## MATERIAL TO PROCESS:

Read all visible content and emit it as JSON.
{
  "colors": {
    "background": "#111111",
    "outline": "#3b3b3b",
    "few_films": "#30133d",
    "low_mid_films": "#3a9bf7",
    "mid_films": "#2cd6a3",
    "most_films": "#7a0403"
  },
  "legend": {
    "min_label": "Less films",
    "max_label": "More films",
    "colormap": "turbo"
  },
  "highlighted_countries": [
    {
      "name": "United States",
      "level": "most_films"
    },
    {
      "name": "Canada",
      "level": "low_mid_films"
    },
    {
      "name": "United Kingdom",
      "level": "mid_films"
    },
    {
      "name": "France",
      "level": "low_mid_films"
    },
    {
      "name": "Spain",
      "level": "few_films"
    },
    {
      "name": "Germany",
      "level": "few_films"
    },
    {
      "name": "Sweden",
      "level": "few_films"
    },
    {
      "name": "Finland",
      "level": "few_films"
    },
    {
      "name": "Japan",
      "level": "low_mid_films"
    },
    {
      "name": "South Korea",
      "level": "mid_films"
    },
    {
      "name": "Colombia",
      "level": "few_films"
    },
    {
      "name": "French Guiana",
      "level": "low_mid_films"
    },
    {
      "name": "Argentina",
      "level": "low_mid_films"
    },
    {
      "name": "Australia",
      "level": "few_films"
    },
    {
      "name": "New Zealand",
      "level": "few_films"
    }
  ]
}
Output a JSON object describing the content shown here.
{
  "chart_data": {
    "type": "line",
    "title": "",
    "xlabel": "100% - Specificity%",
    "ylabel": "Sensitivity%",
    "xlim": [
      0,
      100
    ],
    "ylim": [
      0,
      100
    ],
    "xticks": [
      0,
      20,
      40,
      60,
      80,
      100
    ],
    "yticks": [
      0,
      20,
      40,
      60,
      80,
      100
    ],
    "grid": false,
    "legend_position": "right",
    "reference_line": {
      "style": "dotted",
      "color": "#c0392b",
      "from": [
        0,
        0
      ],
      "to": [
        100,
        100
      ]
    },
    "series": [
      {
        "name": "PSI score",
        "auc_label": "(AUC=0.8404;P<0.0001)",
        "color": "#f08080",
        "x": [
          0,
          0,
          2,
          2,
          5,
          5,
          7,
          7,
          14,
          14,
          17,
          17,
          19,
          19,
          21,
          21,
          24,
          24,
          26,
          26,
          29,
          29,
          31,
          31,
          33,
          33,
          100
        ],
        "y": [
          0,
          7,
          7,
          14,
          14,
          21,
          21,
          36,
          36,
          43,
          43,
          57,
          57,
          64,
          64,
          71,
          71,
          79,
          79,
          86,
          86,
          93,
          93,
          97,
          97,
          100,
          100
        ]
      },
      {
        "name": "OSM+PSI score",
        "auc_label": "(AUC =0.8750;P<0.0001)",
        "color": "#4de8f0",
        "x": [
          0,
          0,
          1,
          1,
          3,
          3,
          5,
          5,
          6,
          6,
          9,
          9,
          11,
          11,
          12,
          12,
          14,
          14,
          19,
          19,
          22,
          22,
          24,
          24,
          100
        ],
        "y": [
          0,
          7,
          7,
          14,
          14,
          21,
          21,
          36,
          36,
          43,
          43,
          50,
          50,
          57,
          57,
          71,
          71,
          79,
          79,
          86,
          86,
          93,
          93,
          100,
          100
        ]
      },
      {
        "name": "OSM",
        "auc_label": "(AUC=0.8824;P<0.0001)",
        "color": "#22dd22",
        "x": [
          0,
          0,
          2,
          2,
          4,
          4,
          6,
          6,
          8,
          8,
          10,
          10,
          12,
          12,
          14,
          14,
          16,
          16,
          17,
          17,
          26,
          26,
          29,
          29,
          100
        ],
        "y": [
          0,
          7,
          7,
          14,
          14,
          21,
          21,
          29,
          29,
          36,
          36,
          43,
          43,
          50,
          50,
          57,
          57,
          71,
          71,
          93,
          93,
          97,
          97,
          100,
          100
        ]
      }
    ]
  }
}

## TASK PROMPT:
Extract each line from the listing that holds the word "United".

## TASK SOLUTION:
      "name": "United States",
      "name": "United Kingdom",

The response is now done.